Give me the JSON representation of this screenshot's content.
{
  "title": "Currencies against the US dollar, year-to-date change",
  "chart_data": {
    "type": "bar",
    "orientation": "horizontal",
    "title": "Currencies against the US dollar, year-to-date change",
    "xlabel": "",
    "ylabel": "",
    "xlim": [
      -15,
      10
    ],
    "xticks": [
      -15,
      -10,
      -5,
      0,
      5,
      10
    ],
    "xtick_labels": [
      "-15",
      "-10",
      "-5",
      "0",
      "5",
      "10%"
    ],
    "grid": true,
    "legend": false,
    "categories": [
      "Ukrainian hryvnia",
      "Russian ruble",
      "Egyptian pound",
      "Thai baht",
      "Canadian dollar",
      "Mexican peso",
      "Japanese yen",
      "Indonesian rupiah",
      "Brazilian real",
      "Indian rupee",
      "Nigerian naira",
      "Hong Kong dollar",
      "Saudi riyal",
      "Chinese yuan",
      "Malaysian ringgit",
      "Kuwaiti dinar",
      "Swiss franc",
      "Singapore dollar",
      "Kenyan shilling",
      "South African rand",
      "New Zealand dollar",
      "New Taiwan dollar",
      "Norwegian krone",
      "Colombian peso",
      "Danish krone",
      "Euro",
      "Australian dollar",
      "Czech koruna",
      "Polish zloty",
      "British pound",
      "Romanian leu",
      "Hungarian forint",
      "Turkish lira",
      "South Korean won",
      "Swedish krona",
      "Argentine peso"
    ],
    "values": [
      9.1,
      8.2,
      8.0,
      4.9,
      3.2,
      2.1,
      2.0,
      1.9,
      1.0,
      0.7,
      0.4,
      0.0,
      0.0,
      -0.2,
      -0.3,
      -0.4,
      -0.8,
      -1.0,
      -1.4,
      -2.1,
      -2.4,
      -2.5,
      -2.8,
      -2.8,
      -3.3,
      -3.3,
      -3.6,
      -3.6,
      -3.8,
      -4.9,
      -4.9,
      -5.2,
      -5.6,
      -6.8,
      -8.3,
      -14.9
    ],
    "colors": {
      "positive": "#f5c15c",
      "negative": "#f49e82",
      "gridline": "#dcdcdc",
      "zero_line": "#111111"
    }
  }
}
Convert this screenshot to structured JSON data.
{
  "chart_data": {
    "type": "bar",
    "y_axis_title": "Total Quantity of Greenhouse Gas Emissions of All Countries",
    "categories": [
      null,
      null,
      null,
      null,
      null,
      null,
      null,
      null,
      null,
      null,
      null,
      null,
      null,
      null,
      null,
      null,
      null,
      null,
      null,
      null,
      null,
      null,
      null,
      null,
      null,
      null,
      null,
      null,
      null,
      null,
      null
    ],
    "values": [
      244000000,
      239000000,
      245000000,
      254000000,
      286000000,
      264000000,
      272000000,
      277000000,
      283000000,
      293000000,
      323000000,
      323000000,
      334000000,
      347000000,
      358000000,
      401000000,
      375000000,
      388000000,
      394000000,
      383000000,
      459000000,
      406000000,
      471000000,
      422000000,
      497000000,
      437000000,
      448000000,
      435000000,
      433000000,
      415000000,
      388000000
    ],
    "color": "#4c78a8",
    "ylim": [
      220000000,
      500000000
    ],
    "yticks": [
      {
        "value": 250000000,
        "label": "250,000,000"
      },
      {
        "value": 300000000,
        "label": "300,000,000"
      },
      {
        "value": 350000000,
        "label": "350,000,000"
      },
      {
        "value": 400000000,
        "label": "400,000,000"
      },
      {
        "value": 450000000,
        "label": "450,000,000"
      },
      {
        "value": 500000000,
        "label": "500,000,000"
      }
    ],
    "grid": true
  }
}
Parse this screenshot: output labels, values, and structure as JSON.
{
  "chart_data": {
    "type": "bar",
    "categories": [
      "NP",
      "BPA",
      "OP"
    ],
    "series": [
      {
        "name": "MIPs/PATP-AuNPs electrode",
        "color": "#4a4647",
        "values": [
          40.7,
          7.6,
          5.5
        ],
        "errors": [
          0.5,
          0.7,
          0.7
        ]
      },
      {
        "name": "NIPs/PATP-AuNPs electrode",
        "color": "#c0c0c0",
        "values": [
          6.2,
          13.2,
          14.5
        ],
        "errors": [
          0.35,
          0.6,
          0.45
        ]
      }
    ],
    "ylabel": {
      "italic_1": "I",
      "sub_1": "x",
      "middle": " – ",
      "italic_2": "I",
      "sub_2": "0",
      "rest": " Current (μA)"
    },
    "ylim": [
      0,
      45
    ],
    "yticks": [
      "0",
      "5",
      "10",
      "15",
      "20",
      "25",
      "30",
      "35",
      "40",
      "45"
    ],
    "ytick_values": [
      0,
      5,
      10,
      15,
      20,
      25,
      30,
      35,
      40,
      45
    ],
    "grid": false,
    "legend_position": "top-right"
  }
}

◆ Exercise description:
Transcribe the records above exactly as they appear.

◆ Result of the task:
Give me the JSON representation of this screenshot's content.
{
  "title": "Currencies against the US dollar, year-to-date change",
  "chart_data": {
    "type": "bar",
    "orientation": "horizontal",
    "title": "Currencies against the US dollar, year-to-date change",
    "xlabel": "",
    "ylabel": "",
    "xlim": [
      -15,
      10
    ],
    "xticks": [
      -15,
      -10,
      -5,
      0,
      5,
      10
    ],
    "xtick_labels": [
      "-15",
      "-10",
      "-5",
      "0",
      "5",
      "10%"
    ],
    "grid": true,
    "legend": false,
    "categories": [
      "Ukrainian hryvnia",
      "Russian ruble",
      "Egyptian pound",
      "Thai baht",
      "Canadian dollar",
      "Mexican peso",
      "Japanese yen",
      "Indonesian rupiah",
      "Brazilian real",
      "Indian rupee",
      "Nigerian naira",
      "Hong Kong dollar",
      "Saudi riyal",
      "Chinese yuan",
      "Malaysian ringgit",
      "Kuwaiti dinar",
      "Swiss franc",
      "Singapore dollar",
      "Kenyan shilling",
      "South African rand",
      "New Zealand dollar",
      "New Taiwan dollar",
      "Norwegian krone",
      "Colombian peso",
      "Danish krone",
      "Euro",
      "Australian dollar",
      "Czech koruna",
      "Polish zloty",
      "British pound",
      "Romanian leu",
      "Hungarian forint",
      "Turkish lira",
      "South Korean won",
      "Swedish krona",
      "Argentine peso"
    ],
    "values": [
      9.1,
      8.2,
      8.0,
      4.9,
      3.2,
      2.1,
      2.0,
      1.9,
      1.0,
      0.7,
      0.4,
      0.0,
      0.0,
      -0.2,
      -0.3,
      -0.4,
      -0.8,
      -1.0,
      -1.4,
      -2.1,
      -2.4,
      -2.5,
      -2.8,
      -2.8,
      -3.3,
      -3.3,
      -3.6,
      -3.6,
      -3.8,
      -4.9,
      -4.9,
      -5.2,
      -5.6,
      -6.8,
      -8.3,
      -14.9
    ],
    "colors": {
      "positive": "#f5c15c",
      "negative": "#f49e82",
      "gridline": "#dcdcdc",
      "zero_line": "#111111"
    }
  }
}
Convert this screenshot to structured JSON data.
{
  "chart_data": {
    "type": "bar",
    "y_axis_title": "Total Quantity of Greenhouse Gas Emissions of All Countries",
    "categories": [
      null,
      null,
      null,
      null,
      null,
      null,
      null,
      null,
      null,
      null,
      null,
      null,
      null,
      null,
      null,
      null,
      null,
      null,
      null,
      null,
      null,
      null,
      null,
      null,
      null,
      null,
      null,
      null,
      null,
      null,
      null
    ],
    "values": [
      244000000,
      239000000,
      245000000,
      254000000,
      286000000,
      264000000,
      272000000,
      277000000,
      283000000,
      293000000,
      323000000,
      323000000,
      334000000,
      347000000,
      358000000,
      401000000,
      375000000,
      388000000,
      394000000,
      383000000,
      459000000,
      406000000,
      471000000,
      422000000,
      497000000,
      437000000,
      448000000,
      435000000,
      433000000,
      415000000,
      388000000
    ],
    "color": "#4c78a8",
    "ylim": [
      220000000,
      500000000
    ],
    "yticks": [
      {
        "value": 250000000,
        "label": "250,000,000"
      },
      {
        "value": 300000000,
        "label": "300,000,000"
      },
      {
        "value": 350000000,
        "label": "350,000,000"
      },
      {
        "value": 400000000,
        "label": "400,000,000"
      },
      {
        "value": 450000000,
        "label": "450,000,000"
      },
      {
        "value": 500000000,
        "label": "500,000,000"
      }
    ],
    "grid": true
  }
}
Parse this screenshot: output labels, values, and structure as JSON.
{
  "chart_data": {
    "type": "bar",
    "categories": [
      "NP",
      "BPA",
      "OP"
    ],
    "series": [
      {
        "name": "MIPs/PATP-AuNPs electrode",
        "color": "#4a4647",
        "values": [
          40.7,
          7.6,
          5.5
        ],
        "errors": [
          0.5,
          0.7,
          0.7
        ]
      },
      {
        "name": "NIPs/PATP-AuNPs electrode",
        "color": "#c0c0c0",
        "values": [
          6.2,
          13.2,
          14.5
        ],
        "errors": [
          0.35,
          0.6,
          0.45
        ]
      }
    ],
    "ylabel": {
      "italic_1": "I",
      "sub_1": "x",
      "middle": " – ",
      "italic_2": "I",
      "sub_2": "0",
      "rest": " Current (μA)"
    },
    "ylim": [
      0,
      45
    ],
    "yticks": [
      "0",
      "5",
      "10",
      "15",
      "20",
      "25",
      "30",
      "35",
      "40",
      "45"
    ],
    "ytick_values": [
      0,
      5,
      10,
      15,
      20,
      25,
      30,
      35,
      40,
      45
    ],
    "grid": false,
    "legend_position": "top-right"
  }
}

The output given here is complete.